Exercise instructions>
[A] In the publishing text, how many customers does the writer say they have worked with?
[B] Retype the publishing text word for word, everything from "Wanna try 10?" down to "be seen again.".

Document passage>
────────────────
You know, Darryl, there was a time when I might have thought as you do. However, in the last decade, I've come to know a lot--an awful lot--about publishing. I've seen the day-to-day grind of it; I've seen up close and personal what's involved, what it takes to bring a book to the public, market it, etc.

And I have to say, this bias (I'm not speaking about you, personally; I realize that you are reacting to what's been said about this, anecdotal evidence, etc.) about "Eeeeevil publishers" is pretty much unwarranted. In more than 3800 customers, over 4,000 books, you know what I've found? Not one author ever thinks that their publisher did "enough" for them. They didn't market their books well enough. They marketed to the wrong demographic. They created the wrong cover. They used the wrong editor. They didn't understand the book. They were lazy. The people in marketing never listened to the author. They cut a crucial disucssion from the book. They did this, didn't do that, and yadda-yadda-yadda. Oh, and yes, my fave--they weren't paid the right amount of royalties.

This narrative is repeated, over and over and over. I would probably faint dead away, if someone ever came in and told me how incredibly wonderful their former trade publisher had been. I'm still waiting for that mythical beast, the happy author. Oh, sure, they're happy when they get that first signing royalty, but after that? Fuhgeddaboudit.

You know how many, of that 4,000+ books that we've done, that we've seen deserve to be top-sellers? Would you like to make a wild guess? How many would you think? 100? 200?

Wanna try 10? Maybe? With proper editing and marketing?

Now, you'll say, "oh, but, yeah, those are self-published authors" as if that means something, but it doesn't. Many--many--of our clients are or have been trade-pubbed authors, so that's not it.

The truth is, most books aren't going to be big sellers. Or even mediocre sellers. They're going to sink into obscurity, ne'er to be seen again.
────────────────
Data excerpt>
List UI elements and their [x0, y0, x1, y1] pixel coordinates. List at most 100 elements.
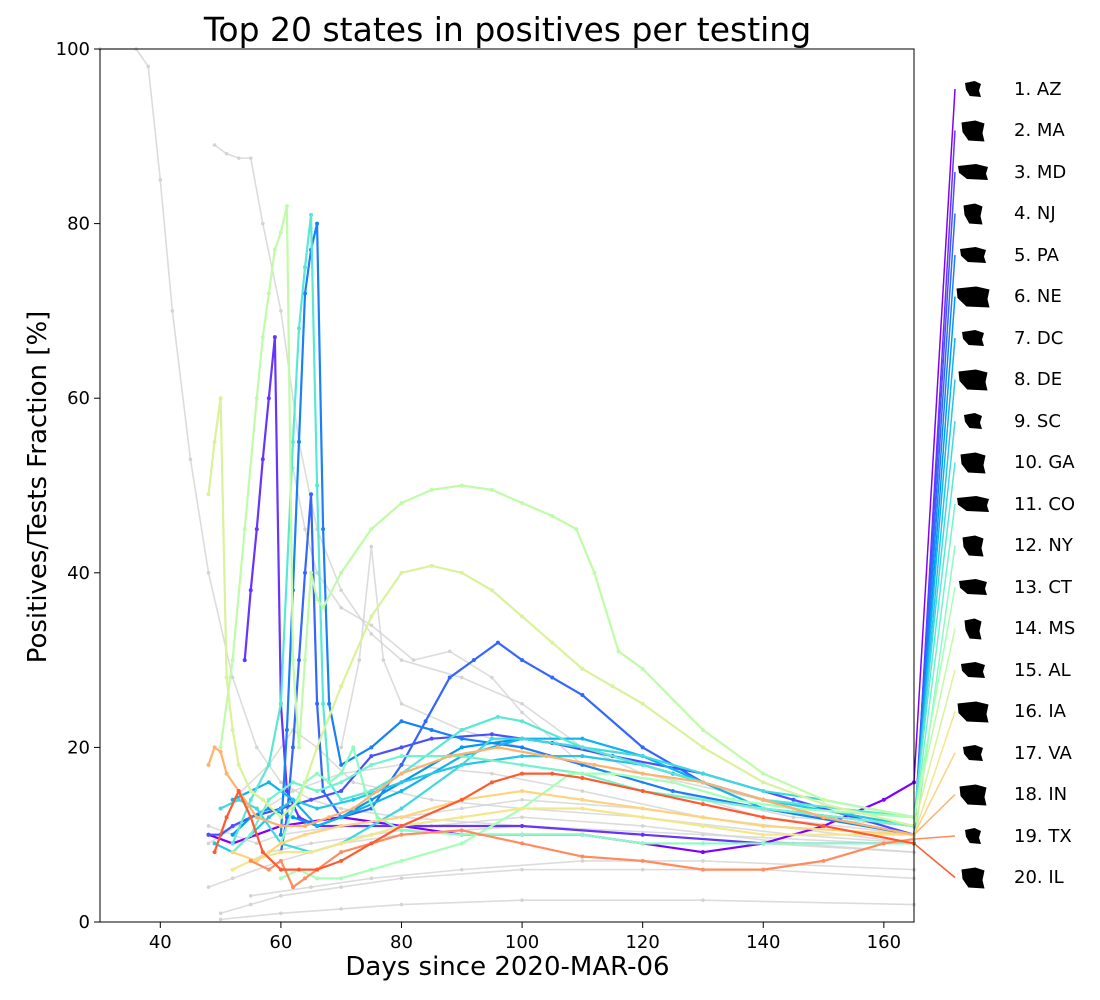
────────────────
Answers for the exercise>
[A] More than 3800 customers.

[B]
Wanna try 10? Maybe? With proper editing and marketing?

Now, you'll say, "oh, but, yeah, those are self-published authors" as if that means something, but it doesn't. Many--many--of our clients are or have been trade-pubbed authors, so that's not it.

The truth is, most books aren't going to be big sellers. Or even mediocre sellers. They're going to sink into obscurity, ne'er to be seen again.